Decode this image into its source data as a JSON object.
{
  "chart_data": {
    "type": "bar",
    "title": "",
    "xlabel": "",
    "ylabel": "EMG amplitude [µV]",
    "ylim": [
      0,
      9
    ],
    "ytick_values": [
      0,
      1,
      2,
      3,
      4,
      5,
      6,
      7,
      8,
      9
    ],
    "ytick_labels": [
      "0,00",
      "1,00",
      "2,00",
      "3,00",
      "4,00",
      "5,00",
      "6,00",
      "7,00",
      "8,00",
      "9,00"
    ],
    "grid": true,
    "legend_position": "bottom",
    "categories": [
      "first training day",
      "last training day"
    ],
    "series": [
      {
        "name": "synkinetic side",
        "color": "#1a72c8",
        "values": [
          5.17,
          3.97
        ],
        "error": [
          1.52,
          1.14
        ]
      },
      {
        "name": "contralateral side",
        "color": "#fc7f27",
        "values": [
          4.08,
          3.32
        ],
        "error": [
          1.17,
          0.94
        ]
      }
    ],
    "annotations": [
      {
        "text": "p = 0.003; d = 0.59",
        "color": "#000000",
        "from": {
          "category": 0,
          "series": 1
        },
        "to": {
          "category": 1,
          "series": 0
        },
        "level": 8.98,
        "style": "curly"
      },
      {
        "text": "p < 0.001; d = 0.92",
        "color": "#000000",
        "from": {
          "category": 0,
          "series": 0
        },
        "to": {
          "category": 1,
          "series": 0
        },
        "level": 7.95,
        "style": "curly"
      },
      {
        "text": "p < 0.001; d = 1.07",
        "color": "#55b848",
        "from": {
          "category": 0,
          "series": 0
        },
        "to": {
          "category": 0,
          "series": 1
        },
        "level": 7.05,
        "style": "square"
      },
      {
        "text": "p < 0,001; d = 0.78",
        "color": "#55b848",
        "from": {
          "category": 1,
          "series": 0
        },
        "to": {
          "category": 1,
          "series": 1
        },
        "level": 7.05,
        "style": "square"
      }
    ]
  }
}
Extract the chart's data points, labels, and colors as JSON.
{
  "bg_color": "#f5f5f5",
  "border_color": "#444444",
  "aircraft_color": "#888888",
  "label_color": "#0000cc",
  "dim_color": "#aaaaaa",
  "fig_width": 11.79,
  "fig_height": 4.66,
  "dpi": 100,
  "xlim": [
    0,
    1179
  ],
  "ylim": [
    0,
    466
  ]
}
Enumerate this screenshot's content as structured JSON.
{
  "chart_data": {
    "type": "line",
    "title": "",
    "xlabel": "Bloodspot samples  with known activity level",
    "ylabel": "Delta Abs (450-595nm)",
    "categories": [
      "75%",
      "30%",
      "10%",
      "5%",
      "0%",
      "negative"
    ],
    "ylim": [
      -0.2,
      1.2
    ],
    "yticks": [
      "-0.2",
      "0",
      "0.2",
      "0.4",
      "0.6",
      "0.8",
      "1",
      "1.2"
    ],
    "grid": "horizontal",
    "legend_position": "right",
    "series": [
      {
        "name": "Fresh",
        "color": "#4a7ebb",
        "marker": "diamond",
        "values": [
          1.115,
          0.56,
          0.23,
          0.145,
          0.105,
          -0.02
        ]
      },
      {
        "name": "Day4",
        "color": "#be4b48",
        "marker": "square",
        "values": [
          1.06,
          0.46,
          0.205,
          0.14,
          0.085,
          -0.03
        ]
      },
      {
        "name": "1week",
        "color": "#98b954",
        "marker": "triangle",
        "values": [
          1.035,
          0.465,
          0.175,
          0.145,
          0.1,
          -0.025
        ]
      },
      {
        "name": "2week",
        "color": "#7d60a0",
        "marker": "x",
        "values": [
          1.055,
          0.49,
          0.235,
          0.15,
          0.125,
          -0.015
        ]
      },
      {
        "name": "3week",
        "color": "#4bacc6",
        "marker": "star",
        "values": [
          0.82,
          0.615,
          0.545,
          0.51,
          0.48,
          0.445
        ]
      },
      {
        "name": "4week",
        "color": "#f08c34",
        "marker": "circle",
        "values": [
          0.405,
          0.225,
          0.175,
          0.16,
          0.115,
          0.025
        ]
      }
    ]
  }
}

----------

- **TASK TO COMPLETE**
Report the number of lines in the listing above that include the word "JSON", and nothing else.

- **COMPLETE OUTPUT**
3